EXERCISE DIRECTIONS: How many of the lines below hold the word "process"? Answer only with the number.

---- SUPPLIED DATA

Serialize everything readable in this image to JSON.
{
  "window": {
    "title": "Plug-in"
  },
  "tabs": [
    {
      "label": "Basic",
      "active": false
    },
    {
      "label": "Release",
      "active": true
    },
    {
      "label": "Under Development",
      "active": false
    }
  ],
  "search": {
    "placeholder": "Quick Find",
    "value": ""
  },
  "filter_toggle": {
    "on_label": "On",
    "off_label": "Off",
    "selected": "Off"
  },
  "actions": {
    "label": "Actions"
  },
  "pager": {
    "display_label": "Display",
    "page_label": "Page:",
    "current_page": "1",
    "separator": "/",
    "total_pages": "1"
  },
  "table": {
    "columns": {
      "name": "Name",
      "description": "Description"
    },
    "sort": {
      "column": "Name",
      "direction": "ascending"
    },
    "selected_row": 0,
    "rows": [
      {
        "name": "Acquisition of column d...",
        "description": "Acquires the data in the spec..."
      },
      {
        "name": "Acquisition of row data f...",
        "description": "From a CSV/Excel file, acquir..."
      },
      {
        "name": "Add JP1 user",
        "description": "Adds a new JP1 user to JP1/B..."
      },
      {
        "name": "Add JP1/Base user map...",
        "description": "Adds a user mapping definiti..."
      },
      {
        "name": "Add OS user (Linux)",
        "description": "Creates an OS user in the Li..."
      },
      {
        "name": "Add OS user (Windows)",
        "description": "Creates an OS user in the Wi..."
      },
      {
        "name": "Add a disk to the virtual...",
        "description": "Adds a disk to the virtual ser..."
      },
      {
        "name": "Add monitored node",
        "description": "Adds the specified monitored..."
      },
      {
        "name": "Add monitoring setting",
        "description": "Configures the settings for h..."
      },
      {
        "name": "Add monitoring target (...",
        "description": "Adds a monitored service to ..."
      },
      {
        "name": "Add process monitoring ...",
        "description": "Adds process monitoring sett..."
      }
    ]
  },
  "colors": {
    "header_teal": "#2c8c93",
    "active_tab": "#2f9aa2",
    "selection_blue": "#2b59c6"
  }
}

--------

THE RESPONSE: 2